#### [Exercise inputs]
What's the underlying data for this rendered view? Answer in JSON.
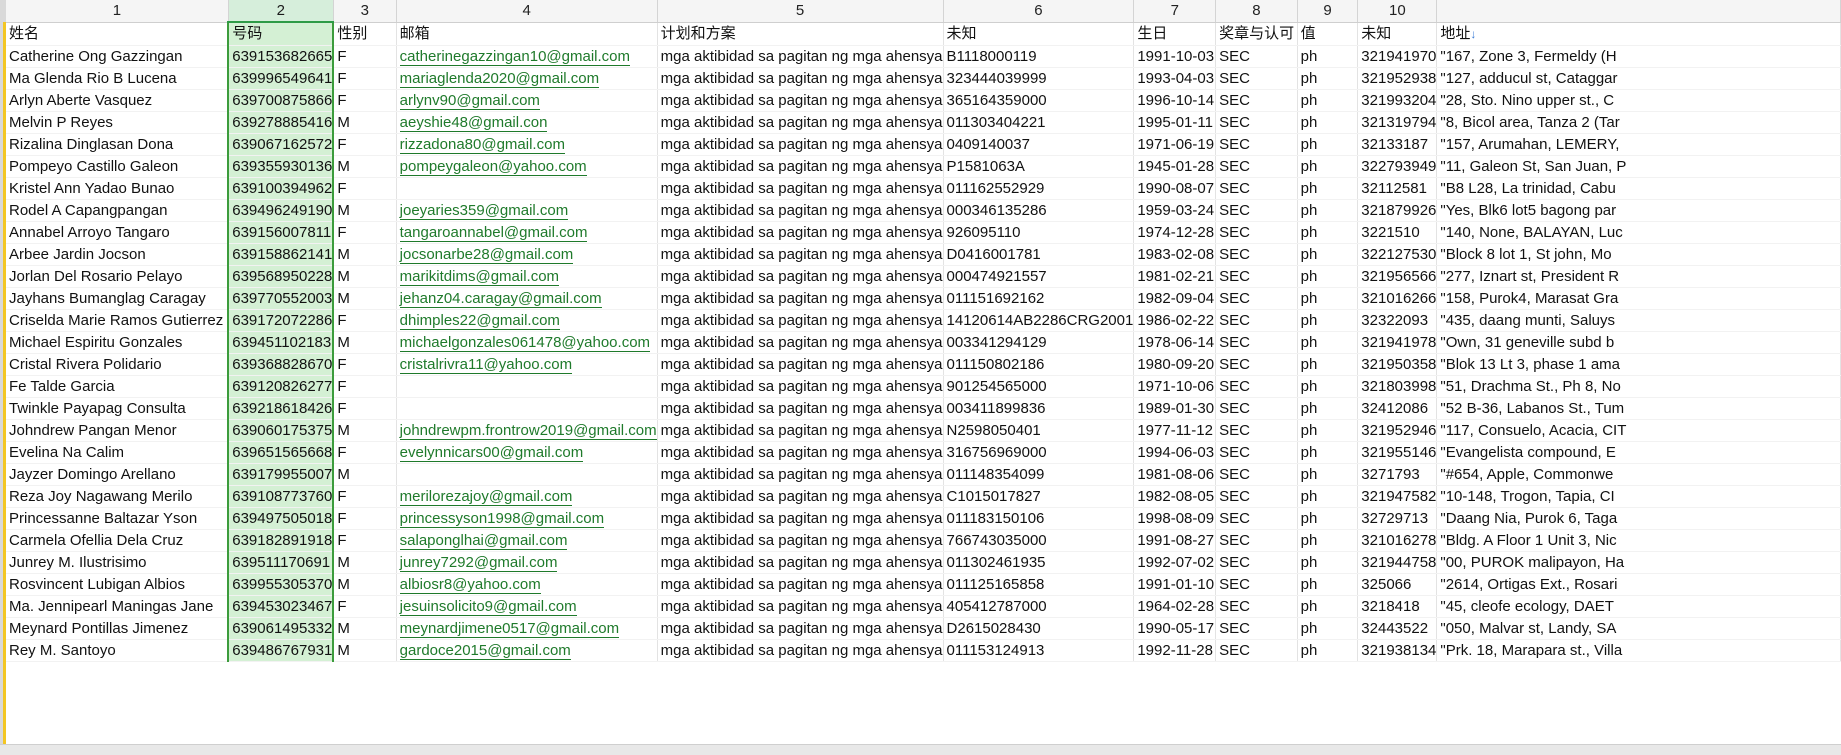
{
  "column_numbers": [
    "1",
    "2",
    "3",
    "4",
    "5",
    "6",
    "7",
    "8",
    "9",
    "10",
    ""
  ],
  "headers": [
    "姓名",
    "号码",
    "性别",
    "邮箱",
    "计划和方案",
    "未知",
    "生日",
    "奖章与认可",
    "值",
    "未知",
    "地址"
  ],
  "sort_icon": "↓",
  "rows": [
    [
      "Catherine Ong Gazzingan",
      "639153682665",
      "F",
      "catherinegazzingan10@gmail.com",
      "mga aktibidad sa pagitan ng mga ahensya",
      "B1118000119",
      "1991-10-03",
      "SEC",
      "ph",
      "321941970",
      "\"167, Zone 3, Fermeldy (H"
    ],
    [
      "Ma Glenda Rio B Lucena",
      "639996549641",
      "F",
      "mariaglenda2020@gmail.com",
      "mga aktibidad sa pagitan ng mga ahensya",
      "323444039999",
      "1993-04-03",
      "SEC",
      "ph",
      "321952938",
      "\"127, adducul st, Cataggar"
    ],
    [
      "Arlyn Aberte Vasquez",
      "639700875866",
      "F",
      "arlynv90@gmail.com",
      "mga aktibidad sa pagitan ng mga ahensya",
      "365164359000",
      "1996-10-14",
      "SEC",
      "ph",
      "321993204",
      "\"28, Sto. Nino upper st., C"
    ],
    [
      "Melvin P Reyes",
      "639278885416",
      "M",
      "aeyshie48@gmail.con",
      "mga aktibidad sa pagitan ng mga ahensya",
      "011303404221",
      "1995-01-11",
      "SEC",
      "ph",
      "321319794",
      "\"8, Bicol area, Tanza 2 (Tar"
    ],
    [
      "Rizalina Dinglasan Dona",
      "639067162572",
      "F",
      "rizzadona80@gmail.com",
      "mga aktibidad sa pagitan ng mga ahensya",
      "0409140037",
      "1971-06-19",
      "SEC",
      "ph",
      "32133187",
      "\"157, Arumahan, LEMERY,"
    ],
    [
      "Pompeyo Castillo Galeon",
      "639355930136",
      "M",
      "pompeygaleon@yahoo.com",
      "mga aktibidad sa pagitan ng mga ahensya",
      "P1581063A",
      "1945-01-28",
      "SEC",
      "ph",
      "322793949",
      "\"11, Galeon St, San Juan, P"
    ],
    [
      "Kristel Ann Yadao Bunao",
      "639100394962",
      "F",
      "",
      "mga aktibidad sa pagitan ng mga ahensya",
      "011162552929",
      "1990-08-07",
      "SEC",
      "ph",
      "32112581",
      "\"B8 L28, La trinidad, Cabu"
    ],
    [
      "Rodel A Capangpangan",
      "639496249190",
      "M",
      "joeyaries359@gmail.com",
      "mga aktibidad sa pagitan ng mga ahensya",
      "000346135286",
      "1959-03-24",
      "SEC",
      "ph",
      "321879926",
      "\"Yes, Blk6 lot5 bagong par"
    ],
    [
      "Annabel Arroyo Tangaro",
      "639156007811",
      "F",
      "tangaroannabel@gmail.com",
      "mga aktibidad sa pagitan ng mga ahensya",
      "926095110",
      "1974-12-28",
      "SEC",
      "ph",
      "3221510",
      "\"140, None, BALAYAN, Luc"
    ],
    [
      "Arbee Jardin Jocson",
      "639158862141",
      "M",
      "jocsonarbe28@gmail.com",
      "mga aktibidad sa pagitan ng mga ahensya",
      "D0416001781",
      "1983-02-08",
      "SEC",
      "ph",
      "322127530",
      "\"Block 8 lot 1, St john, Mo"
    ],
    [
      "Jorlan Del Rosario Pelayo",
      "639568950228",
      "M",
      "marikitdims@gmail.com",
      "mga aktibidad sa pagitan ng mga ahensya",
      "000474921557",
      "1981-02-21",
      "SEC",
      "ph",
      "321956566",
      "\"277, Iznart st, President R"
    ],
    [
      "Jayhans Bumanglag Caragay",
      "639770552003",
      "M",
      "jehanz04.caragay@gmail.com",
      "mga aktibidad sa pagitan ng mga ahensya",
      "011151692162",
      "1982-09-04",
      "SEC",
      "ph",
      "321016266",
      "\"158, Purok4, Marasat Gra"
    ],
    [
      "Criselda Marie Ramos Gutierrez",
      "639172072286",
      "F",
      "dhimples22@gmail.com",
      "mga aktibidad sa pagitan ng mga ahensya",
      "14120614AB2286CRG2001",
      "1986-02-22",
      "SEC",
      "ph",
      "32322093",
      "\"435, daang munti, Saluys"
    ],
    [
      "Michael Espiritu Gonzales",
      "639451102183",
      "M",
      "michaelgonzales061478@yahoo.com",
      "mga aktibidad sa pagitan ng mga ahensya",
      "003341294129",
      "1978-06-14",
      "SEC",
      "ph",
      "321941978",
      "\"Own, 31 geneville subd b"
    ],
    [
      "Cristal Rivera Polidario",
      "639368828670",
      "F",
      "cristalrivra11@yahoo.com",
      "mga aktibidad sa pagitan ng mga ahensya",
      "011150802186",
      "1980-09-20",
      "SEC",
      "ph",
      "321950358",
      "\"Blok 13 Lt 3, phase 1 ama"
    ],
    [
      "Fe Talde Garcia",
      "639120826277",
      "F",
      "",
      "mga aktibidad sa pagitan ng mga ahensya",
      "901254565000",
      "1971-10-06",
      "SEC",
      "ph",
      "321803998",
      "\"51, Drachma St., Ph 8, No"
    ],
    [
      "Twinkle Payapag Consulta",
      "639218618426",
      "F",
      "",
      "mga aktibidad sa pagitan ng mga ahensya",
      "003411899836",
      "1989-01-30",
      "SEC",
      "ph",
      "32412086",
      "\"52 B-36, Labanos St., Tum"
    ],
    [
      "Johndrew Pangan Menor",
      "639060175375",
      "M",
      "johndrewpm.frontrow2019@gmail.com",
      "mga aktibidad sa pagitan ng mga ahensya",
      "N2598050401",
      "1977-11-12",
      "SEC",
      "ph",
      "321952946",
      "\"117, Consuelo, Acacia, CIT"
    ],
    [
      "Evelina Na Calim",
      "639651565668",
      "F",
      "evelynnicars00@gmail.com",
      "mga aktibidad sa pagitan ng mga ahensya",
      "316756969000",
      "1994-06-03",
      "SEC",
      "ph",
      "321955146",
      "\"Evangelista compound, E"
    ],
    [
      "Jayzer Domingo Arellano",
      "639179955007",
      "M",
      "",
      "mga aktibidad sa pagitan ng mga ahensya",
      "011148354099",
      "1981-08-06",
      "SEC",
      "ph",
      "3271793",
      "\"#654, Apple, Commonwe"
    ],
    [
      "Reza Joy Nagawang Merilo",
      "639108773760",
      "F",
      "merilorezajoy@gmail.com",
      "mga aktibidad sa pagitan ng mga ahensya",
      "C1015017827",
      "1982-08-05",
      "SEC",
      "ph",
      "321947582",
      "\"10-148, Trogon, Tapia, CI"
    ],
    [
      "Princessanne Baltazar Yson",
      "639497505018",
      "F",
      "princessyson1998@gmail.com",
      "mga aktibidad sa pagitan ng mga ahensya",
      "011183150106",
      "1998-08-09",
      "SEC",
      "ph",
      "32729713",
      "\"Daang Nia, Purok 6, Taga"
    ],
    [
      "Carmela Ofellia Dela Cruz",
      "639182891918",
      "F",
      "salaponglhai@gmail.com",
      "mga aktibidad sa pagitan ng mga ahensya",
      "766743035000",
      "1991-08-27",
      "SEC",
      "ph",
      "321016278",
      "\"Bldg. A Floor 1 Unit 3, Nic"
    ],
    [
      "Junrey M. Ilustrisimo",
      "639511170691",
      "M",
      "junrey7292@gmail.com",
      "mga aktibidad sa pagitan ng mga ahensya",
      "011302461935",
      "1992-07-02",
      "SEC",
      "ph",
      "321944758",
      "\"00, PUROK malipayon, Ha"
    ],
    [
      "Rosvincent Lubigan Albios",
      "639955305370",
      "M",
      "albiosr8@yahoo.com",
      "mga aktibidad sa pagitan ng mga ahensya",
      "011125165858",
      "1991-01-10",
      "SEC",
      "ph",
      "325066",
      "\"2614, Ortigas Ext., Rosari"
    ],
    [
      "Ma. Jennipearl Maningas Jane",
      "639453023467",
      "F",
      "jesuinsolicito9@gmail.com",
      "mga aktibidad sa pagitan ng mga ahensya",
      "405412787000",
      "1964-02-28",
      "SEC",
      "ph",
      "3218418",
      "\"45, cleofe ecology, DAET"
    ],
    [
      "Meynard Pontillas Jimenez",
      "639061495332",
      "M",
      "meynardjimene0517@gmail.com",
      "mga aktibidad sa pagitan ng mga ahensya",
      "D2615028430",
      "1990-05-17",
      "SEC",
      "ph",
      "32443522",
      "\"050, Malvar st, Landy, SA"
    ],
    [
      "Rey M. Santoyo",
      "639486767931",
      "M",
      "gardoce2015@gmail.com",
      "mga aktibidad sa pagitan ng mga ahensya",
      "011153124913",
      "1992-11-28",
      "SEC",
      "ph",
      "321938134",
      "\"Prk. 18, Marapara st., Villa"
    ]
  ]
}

#### [What is required]
Copy each line of the records that contains the word "yahoo".

#### [Output below]
      "pompeygaleon@yahoo.com",
      "michaelgonzales061478@yahoo.com",
      "cristalrivra11@yahoo.com",
      "albiosr8@yahoo.com",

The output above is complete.